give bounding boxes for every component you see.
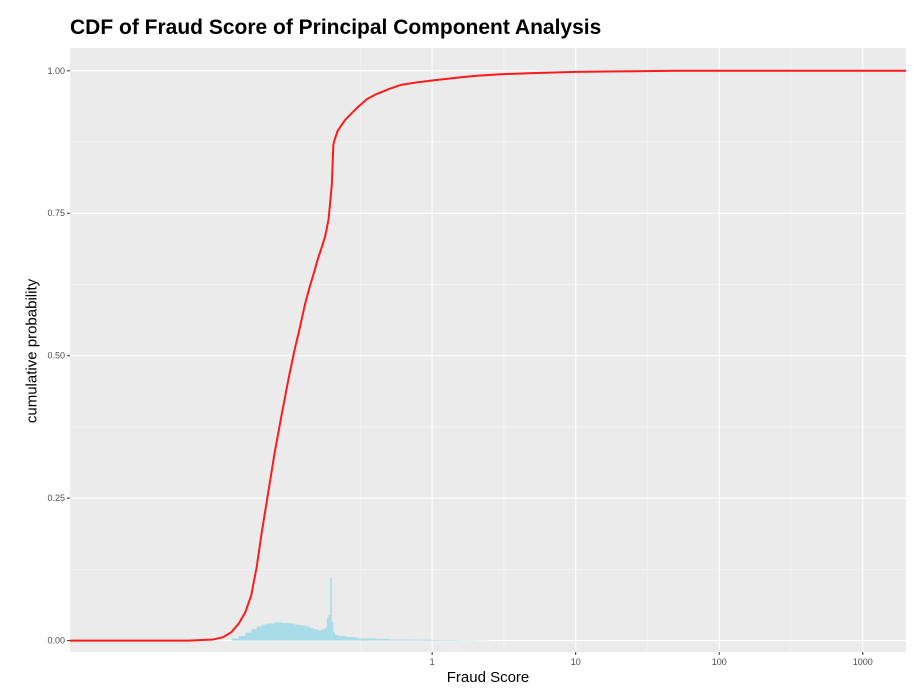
plot-panel: [70, 48, 906, 652]
x-axis-label: Fraud Score: [446, 669, 530, 686]
x-tick-label: 1000: [853, 657, 873, 667]
x-tick-label: 100: [712, 657, 727, 667]
histogram-area: [223, 577, 490, 641]
y-tick-label: 0.00: [47, 636, 65, 646]
minor-gridlines: [70, 48, 906, 652]
axis-ticks: 1 10 100 1000 0.00 0.25 0.50 0.75 1.00: [47, 66, 872, 667]
chart-title: CDF of Fraud Score of Principal Componen…: [70, 16, 602, 39]
x-tick-label: 1: [430, 657, 435, 667]
cdf-line: [70, 69, 906, 642]
data-marks: [70, 69, 906, 642]
y-tick-label: 1.00: [47, 66, 65, 76]
y-tick-label: 0.25: [47, 493, 65, 503]
x-tick-label: 10: [571, 657, 581, 667]
y-tick-label: 0.50: [47, 351, 65, 361]
y-tick-label: 0.75: [47, 208, 65, 218]
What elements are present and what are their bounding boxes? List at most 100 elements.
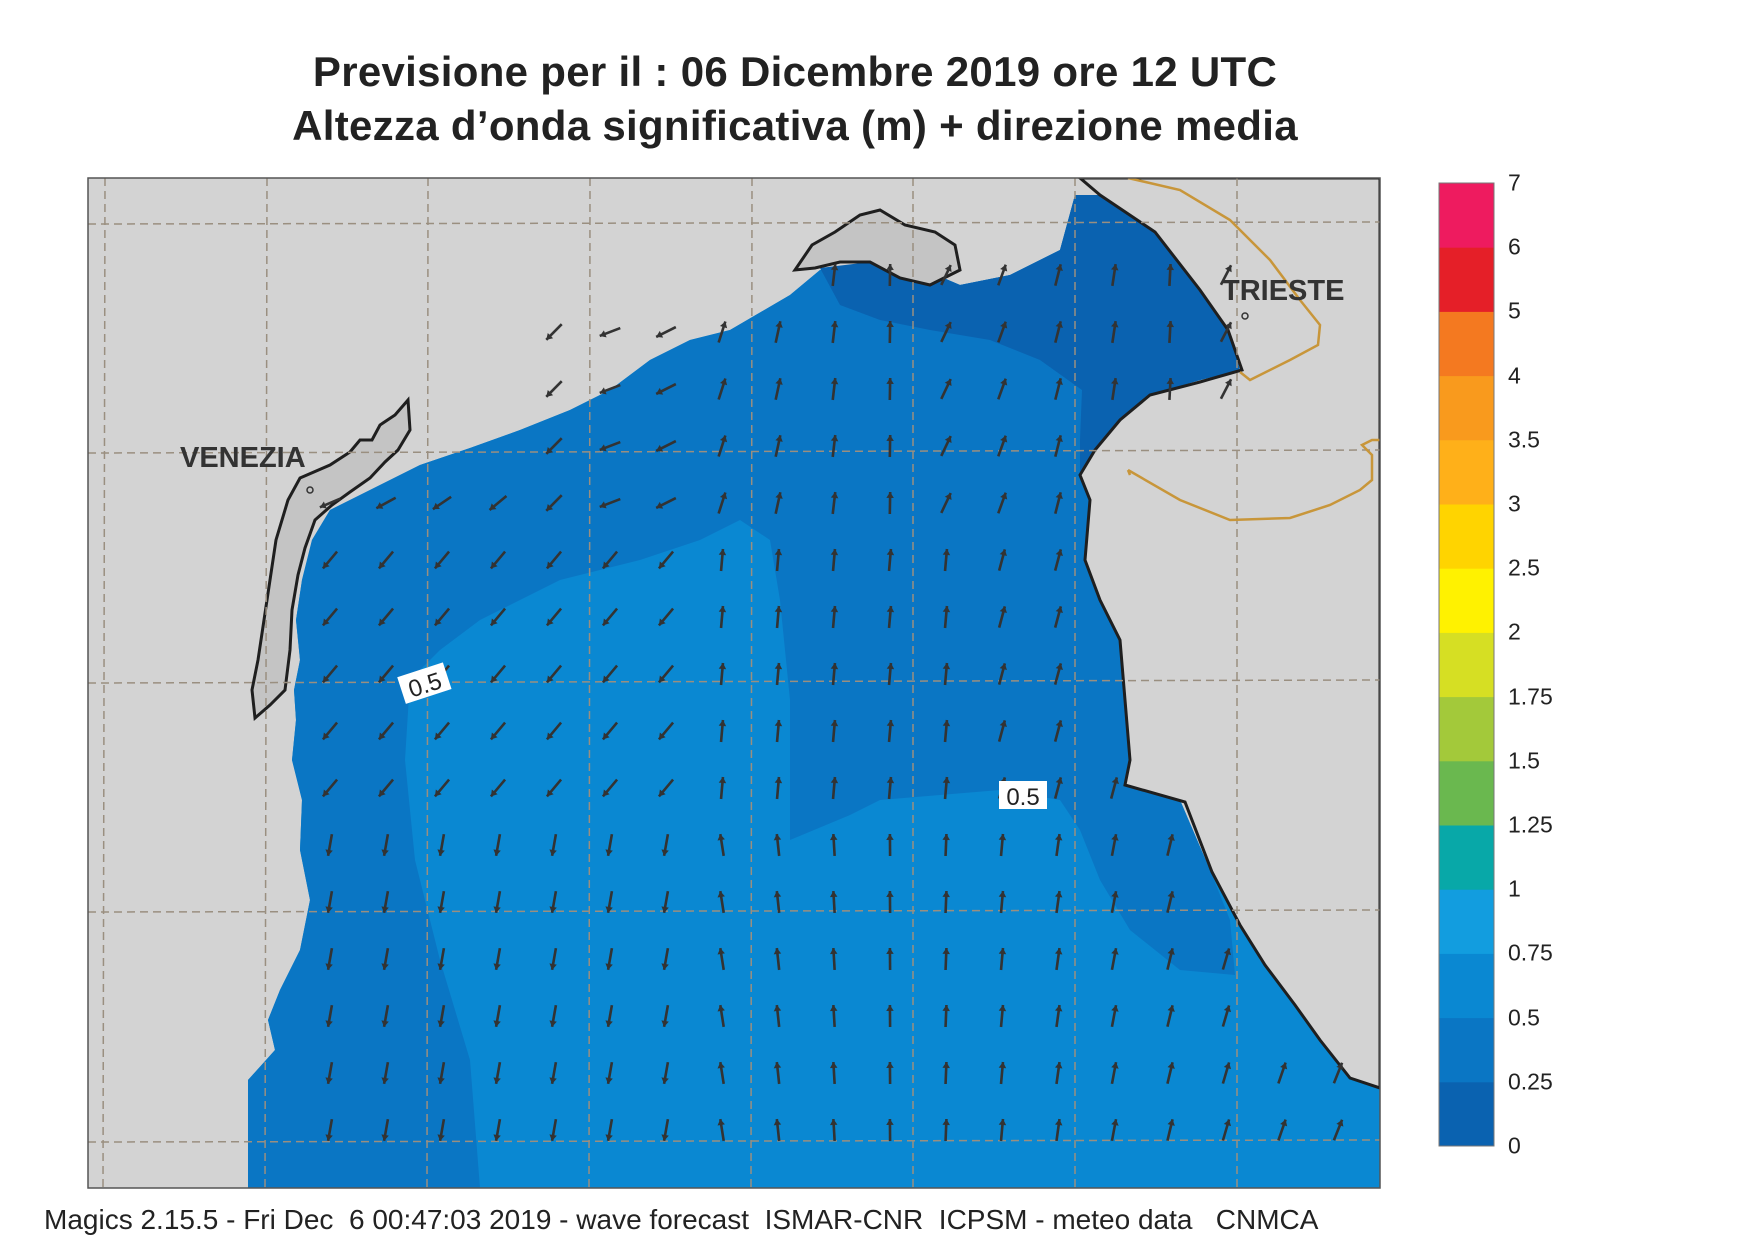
wave-arrow-head: [829, 1005, 838, 1012]
wave-arrow-head: [942, 891, 950, 898]
wave-arrow-head: [602, 618, 610, 626]
wave-arrow-head: [1167, 948, 1175, 955]
legend-label: 4: [1508, 362, 1521, 389]
legend-swatch: [1439, 1017, 1494, 1083]
legend-label: 6: [1508, 233, 1521, 260]
wave-arrow-head: [546, 789, 554, 797]
wave-arrow-head: [942, 948, 950, 955]
legend-label: 1.75: [1508, 683, 1553, 710]
wave-arrow-head: [830, 549, 839, 556]
wave-arrow-head: [1167, 891, 1175, 898]
wave-arrow-head: [773, 834, 782, 841]
wave-arrow-head: [830, 378, 839, 385]
wave-arrow-head: [325, 1020, 333, 1027]
wave-arrow-head: [944, 322, 952, 330]
legend-colorbar: [1439, 183, 1494, 1147]
legend-label: 7: [1508, 169, 1521, 196]
wave-arrow-head: [1166, 321, 1175, 328]
wave-arrow-head: [378, 675, 386, 683]
wave-arrow-head: [381, 849, 389, 856]
wave-arrow-head: [376, 502, 384, 509]
wave-arrow-head: [1223, 1119, 1232, 1127]
wave-arrow-head: [1055, 321, 1063, 328]
wave-arrow-head: [830, 321, 839, 328]
wave-arrow-head: [1054, 948, 1063, 955]
grado-marano-land: [791, 208, 962, 287]
legend-swatch: [1439, 953, 1494, 1019]
footer-credits: Magics 2.15.5 - Fri Dec 6 00:47:03 2019 …: [44, 1204, 1319, 1235]
wave-arrow-head: [886, 1062, 894, 1068]
wave-arrow-head: [999, 549, 1007, 557]
wave-arrow-head: [719, 378, 728, 386]
wave-arrow-head: [942, 720, 951, 727]
wave-arrow-head: [490, 561, 498, 569]
wave-arrow-head: [718, 777, 727, 784]
wave-arrow-head: [886, 891, 894, 897]
place-label-trieste: TRIESTE: [1222, 275, 1344, 307]
legend-label: 2.5: [1508, 554, 1540, 581]
wave-arrow-head: [942, 663, 951, 670]
wave-arrow-head: [1000, 264, 1008, 272]
wave-arrow-head: [1000, 435, 1008, 443]
wave-arrow-head: [886, 492, 894, 498]
wave-arrow-head: [1336, 1062, 1344, 1070]
legend-label: 2: [1508, 618, 1521, 645]
wave-arrow-head: [661, 963, 669, 970]
wave-arrow-head: [1054, 1062, 1063, 1069]
legend-swatch: [1439, 247, 1494, 312]
wave-arrow-head: [549, 849, 557, 856]
wave-arrow-head: [658, 618, 666, 626]
wave-arrow-head: [774, 777, 783, 784]
wave-arrow-head: [719, 435, 728, 443]
wave-arrow-head: [319, 501, 327, 509]
wave-arrow-head: [999, 663, 1007, 671]
title-line-2: Altezza d’onda significativa (m) + direz…: [292, 102, 1298, 149]
wave-arrow-head: [381, 1077, 389, 1084]
wave-arrow-head: [717, 891, 725, 898]
wave-arrow-head: [434, 732, 442, 740]
legend-swatch: [1439, 568, 1494, 633]
wave-arrow-head: [774, 549, 783, 556]
wave-arrow-head: [602, 732, 610, 740]
wave-arrow-head: [775, 435, 783, 442]
venezia-marker: [306, 486, 314, 494]
wave-arrow-head: [999, 720, 1007, 728]
wave-arrow-head: [774, 606, 783, 613]
wave-arrow-head: [829, 948, 838, 955]
national-border: [1126, 178, 1380, 522]
wave-arrow-head: [773, 1005, 782, 1012]
legend-label: 3.5: [1508, 426, 1540, 453]
wave-arrow-head: [1225, 322, 1232, 330]
wave-arrow-head: [886, 264, 894, 270]
wave-arrow-head: [1111, 264, 1119, 271]
wave-arrow-head: [944, 265, 952, 273]
graticule: [88, 178, 1380, 1188]
legend-swatch: [1439, 889, 1494, 954]
wave-arrow-head: [490, 675, 498, 683]
legend-swatch: [1439, 632, 1494, 698]
wave-arrow-head: [1167, 1062, 1175, 1069]
legend-swatch: [1439, 439, 1494, 505]
wave-arrow-head: [719, 492, 728, 500]
legend-label: 3: [1508, 490, 1521, 517]
wave-arrow-head: [549, 1020, 557, 1027]
wave-arrow-head: [886, 435, 894, 441]
wave-arrow-head: [381, 963, 389, 970]
wave-arrow-head: [999, 606, 1007, 614]
wave-arrow-head: [1166, 264, 1175, 271]
wave-arrow-head: [493, 906, 501, 913]
wave-arrow-head: [549, 963, 557, 970]
wave-arrow-head: [378, 561, 386, 569]
wave-arrow-head: [1055, 435, 1063, 442]
wave-arrow-head: [437, 963, 445, 970]
legend-label: 1.25: [1508, 811, 1553, 838]
wave-arrow-head: [886, 378, 894, 384]
wave-arrow-head: [942, 1119, 950, 1126]
wave-arrow-head: [325, 906, 333, 913]
wave-arrow-head: [1336, 1119, 1344, 1127]
wave-arrow-head: [1223, 948, 1232, 956]
wave-arrow-head: [656, 330, 664, 338]
wave-arrow-head: [1167, 1005, 1175, 1012]
wave-arrow-head: [773, 891, 782, 898]
legend-label: 1: [1508, 875, 1521, 902]
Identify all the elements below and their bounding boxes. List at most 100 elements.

__________

# [PROMPT]
Reproduce all of the records above verbatim, omitting the pictures from your answer.

# [WRITTEN RESPONSE]
give bounding boxes for every component you see.
plot-panel: [70, 48, 906, 652]
x-axis-label: Fraud Score: [446, 669, 530, 686]
x-tick-label: 1000: [853, 657, 873, 667]
x-tick-label: 100: [712, 657, 727, 667]
histogram-area: [223, 577, 490, 641]
y-tick-label: 0.00: [47, 636, 65, 646]
minor-gridlines: [70, 48, 906, 652]
axis-ticks: 1 10 100 1000 0.00 0.25 0.50 0.75 1.00: [47, 66, 872, 667]
chart-title: CDF of Fraud Score of Principal Componen…: [70, 16, 602, 39]
x-tick-label: 1: [430, 657, 435, 667]
cdf-line: [70, 69, 906, 642]
data-marks: [70, 69, 906, 642]
y-tick-label: 1.00: [47, 66, 65, 76]
y-tick-label: 0.25: [47, 493, 65, 503]
x-tick-label: 10: [571, 657, 581, 667]
y-tick-label: 0.50: [47, 351, 65, 361]
y-tick-label: 0.75: [47, 208, 65, 218]
What elements are present and what are their bounding boxes? List at most 100 elements.
wave-arrow-head: [829, 1005, 838, 1012]
wave-arrow-head: [942, 891, 950, 898]
wave-arrow-head: [602, 618, 610, 626]
wave-arrow-head: [1167, 948, 1175, 955]
legend-label: 4: [1508, 362, 1521, 389]
legend-swatch: [1439, 1017, 1494, 1083]
legend-label: 6: [1508, 233, 1521, 260]
wave-arrow-head: [546, 789, 554, 797]
wave-arrow-head: [942, 948, 950, 955]
legend-label: 1.75: [1508, 683, 1553, 710]
wave-arrow-head: [830, 549, 839, 556]
wave-arrow-head: [1167, 891, 1175, 898]
wave-arrow-head: [773, 834, 782, 841]
wave-arrow-head: [830, 378, 839, 385]
wave-arrow-head: [325, 1020, 333, 1027]
wave-arrow-head: [944, 322, 952, 330]
legend-colorbar: [1439, 183, 1494, 1147]
legend-label: 7: [1508, 169, 1521, 196]
wave-arrow-head: [1166, 321, 1175, 328]
wave-arrow-head: [378, 675, 386, 683]
wave-arrow-head: [381, 849, 389, 856]
wave-arrow-head: [376, 502, 384, 509]
wave-arrow-head: [1223, 1119, 1232, 1127]
wave-arrow-head: [1055, 321, 1063, 328]
wave-arrow-head: [830, 321, 839, 328]
wave-arrow-head: [1054, 948, 1063, 955]
grado-marano-land: [791, 208, 962, 287]
legend-swatch: [1439, 953, 1494, 1019]
footer-credits: Magics 2.15.5 - Fri Dec 6 00:47:03 2019 …: [44, 1204, 1319, 1235]
wave-arrow-head: [886, 1062, 894, 1068]
wave-arrow-head: [999, 549, 1007, 557]
wave-arrow-head: [719, 378, 728, 386]
wave-arrow-head: [942, 720, 951, 727]
wave-arrow-head: [490, 561, 498, 569]
wave-arrow-head: [718, 777, 727, 784]
wave-arrow-head: [886, 891, 894, 897]
place-label-trieste: TRIESTE: [1222, 275, 1344, 307]
legend-label: 2.5: [1508, 554, 1540, 581]
wave-arrow-head: [942, 663, 951, 670]
wave-arrow-head: [1000, 264, 1008, 272]
wave-arrow-head: [1000, 435, 1008, 443]
wave-arrow-head: [886, 492, 894, 498]
wave-arrow-head: [1336, 1062, 1344, 1070]
legend-label: 2: [1508, 618, 1521, 645]
wave-arrow-head: [661, 963, 669, 970]
wave-arrow-head: [1054, 1062, 1063, 1069]
legend-swatch: [1439, 247, 1494, 312]
wave-arrow-head: [549, 849, 557, 856]
wave-arrow-head: [658, 618, 666, 626]
wave-arrow-head: [774, 777, 783, 784]
wave-arrow-head: [719, 435, 728, 443]
wave-arrow-head: [319, 501, 327, 509]
wave-arrow-head: [999, 663, 1007, 671]
title-line-2: Altezza d’onda significativa (m) + direz…: [292, 102, 1298, 149]
wave-arrow-head: [381, 1077, 389, 1084]
wave-arrow-head: [717, 891, 725, 898]
wave-arrow-head: [434, 732, 442, 740]
legend-swatch: [1439, 568, 1494, 633]
wave-arrow-head: [774, 549, 783, 556]
wave-arrow-head: [602, 732, 610, 740]
wave-arrow-head: [775, 435, 783, 442]
venezia-marker: [306, 486, 314, 494]
wave-arrow-head: [999, 720, 1007, 728]
wave-arrow-head: [774, 606, 783, 613]
wave-arrow-head: [829, 948, 838, 955]
national-border: [1126, 178, 1380, 522]
wave-arrow-head: [773, 1005, 782, 1012]
legend-label: 3.5: [1508, 426, 1540, 453]
wave-arrow-head: [1225, 322, 1232, 330]
wave-arrow-head: [886, 264, 894, 270]
wave-arrow-head: [1111, 264, 1119, 271]
wave-arrow-head: [944, 265, 952, 273]
graticule: [88, 178, 1380, 1188]
legend-swatch: [1439, 889, 1494, 954]
wave-arrow-head: [490, 675, 498, 683]
legend-swatch: [1439, 632, 1494, 698]
wave-arrow-head: [1167, 1062, 1175, 1069]
legend-swatch: [1439, 439, 1494, 505]
wave-arrow-head: [719, 492, 728, 500]
legend-label: 3: [1508, 490, 1521, 517]
wave-arrow-head: [549, 1020, 557, 1027]
wave-arrow-head: [886, 435, 894, 441]
wave-arrow-head: [381, 963, 389, 970]
wave-arrow-head: [999, 606, 1007, 614]
wave-arrow-head: [1166, 264, 1175, 271]
wave-arrow-head: [493, 906, 501, 913]
wave-arrow-head: [549, 963, 557, 970]
wave-arrow-head: [378, 561, 386, 569]
wave-arrow-head: [1055, 435, 1063, 442]
wave-arrow-head: [437, 963, 445, 970]
legend-label: 1.25: [1508, 811, 1553, 838]
wave-arrow-head: [886, 378, 894, 384]
wave-arrow-head: [942, 1119, 950, 1126]
wave-arrow-head: [325, 906, 333, 913]
wave-arrow-head: [1336, 1119, 1344, 1127]
wave-arrow-head: [1223, 948, 1232, 956]
wave-arrow-head: [656, 330, 664, 338]
wave-arrow-head: [1167, 1005, 1175, 1012]
wave-arrow-head: [773, 891, 782, 898]
legend-label: 1: [1508, 875, 1521, 902]
Identify all the elements below and their bounding boxes. List at most 100 elements.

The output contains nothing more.